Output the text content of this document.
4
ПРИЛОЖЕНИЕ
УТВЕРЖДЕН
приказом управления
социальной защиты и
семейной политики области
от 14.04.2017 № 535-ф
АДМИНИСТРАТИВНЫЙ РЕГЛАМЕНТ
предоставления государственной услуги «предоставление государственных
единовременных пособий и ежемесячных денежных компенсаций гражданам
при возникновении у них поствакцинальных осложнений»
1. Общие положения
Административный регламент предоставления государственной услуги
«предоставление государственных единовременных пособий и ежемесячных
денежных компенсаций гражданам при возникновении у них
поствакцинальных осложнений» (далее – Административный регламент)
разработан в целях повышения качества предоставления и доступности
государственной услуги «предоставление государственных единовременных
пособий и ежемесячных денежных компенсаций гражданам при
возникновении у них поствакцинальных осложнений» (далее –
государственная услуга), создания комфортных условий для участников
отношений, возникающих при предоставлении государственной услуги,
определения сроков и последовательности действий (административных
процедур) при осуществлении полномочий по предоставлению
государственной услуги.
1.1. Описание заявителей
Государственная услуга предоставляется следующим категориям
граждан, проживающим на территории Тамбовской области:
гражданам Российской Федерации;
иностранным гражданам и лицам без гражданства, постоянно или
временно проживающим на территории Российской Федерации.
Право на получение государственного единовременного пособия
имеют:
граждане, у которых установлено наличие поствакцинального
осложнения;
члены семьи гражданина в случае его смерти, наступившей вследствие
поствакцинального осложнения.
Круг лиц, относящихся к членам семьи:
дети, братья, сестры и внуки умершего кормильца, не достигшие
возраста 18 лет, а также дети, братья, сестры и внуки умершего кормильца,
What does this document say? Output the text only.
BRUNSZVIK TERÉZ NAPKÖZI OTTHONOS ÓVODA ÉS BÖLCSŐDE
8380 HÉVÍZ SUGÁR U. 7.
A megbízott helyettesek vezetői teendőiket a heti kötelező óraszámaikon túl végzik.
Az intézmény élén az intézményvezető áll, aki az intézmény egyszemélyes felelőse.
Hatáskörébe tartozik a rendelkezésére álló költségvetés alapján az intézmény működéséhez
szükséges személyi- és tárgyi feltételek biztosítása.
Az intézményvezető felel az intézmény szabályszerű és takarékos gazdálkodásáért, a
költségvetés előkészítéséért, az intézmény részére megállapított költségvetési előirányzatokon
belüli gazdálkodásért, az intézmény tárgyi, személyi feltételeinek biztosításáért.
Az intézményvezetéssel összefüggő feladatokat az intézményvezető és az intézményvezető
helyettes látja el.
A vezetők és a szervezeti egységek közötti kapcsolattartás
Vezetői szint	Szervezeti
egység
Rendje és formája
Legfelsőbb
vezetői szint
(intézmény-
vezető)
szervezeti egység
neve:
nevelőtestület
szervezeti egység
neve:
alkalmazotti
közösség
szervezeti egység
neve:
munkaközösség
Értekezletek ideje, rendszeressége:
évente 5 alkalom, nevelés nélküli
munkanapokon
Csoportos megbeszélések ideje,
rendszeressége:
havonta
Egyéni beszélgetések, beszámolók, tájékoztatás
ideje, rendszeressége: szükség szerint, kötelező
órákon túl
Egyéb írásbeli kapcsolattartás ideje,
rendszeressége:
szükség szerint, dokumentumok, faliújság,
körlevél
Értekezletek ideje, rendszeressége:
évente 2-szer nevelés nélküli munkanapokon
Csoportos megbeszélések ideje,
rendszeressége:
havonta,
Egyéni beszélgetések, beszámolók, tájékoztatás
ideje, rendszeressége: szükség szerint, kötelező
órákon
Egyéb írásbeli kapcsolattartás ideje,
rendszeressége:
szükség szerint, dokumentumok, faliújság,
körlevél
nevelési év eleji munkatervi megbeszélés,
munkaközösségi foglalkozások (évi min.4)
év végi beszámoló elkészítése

========================================

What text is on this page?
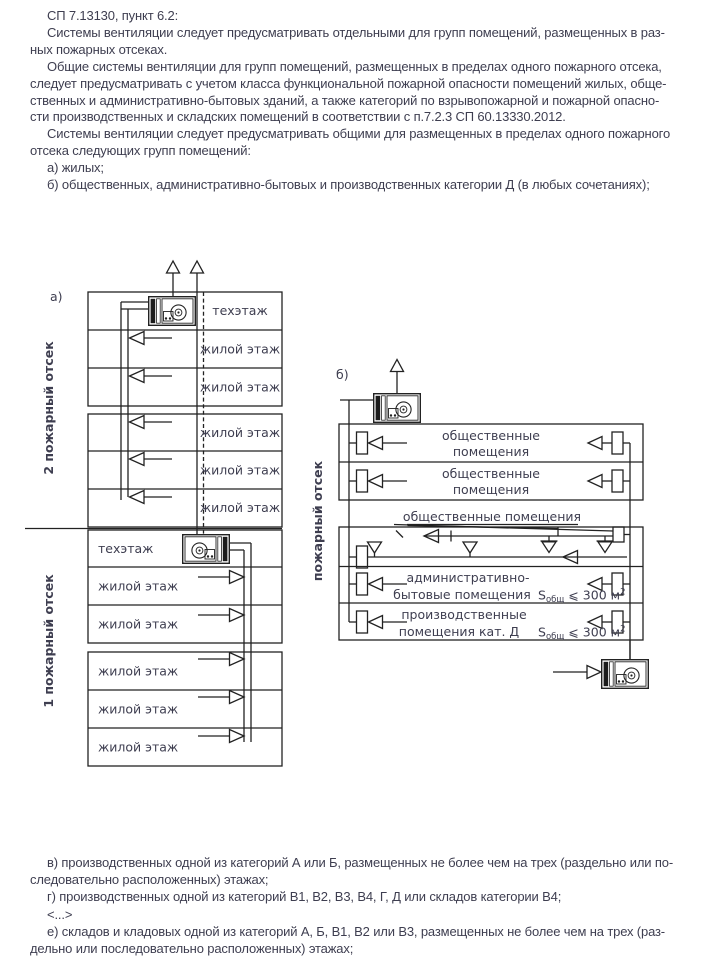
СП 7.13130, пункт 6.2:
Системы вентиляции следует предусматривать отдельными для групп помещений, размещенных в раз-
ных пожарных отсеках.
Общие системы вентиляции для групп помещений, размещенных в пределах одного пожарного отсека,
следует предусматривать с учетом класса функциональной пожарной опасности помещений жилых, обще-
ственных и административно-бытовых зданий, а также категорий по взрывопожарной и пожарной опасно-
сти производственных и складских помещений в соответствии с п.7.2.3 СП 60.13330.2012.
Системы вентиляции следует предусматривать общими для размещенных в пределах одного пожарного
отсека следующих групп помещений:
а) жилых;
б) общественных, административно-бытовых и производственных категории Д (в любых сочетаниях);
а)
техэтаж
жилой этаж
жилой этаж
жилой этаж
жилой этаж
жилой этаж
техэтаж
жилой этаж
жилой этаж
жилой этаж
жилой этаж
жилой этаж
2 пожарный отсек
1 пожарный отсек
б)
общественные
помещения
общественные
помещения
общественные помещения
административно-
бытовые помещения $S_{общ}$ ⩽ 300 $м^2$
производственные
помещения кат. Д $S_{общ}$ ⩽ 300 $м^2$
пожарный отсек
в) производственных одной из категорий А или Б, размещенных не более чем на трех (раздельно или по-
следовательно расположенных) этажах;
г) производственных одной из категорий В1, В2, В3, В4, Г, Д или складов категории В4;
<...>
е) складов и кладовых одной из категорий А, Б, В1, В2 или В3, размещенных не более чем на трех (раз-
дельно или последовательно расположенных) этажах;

========================================

◆ **Problem description**:
Which lines hold the string "пособий"? List them all.

◆ **Final answer**:
единовременных пособий и ежемесячных денежных компенсаций гражданам
«предоставление государственных единовременных пособий и ежемесячных
пособий и ежемесячных денежных компенсаций гражданам при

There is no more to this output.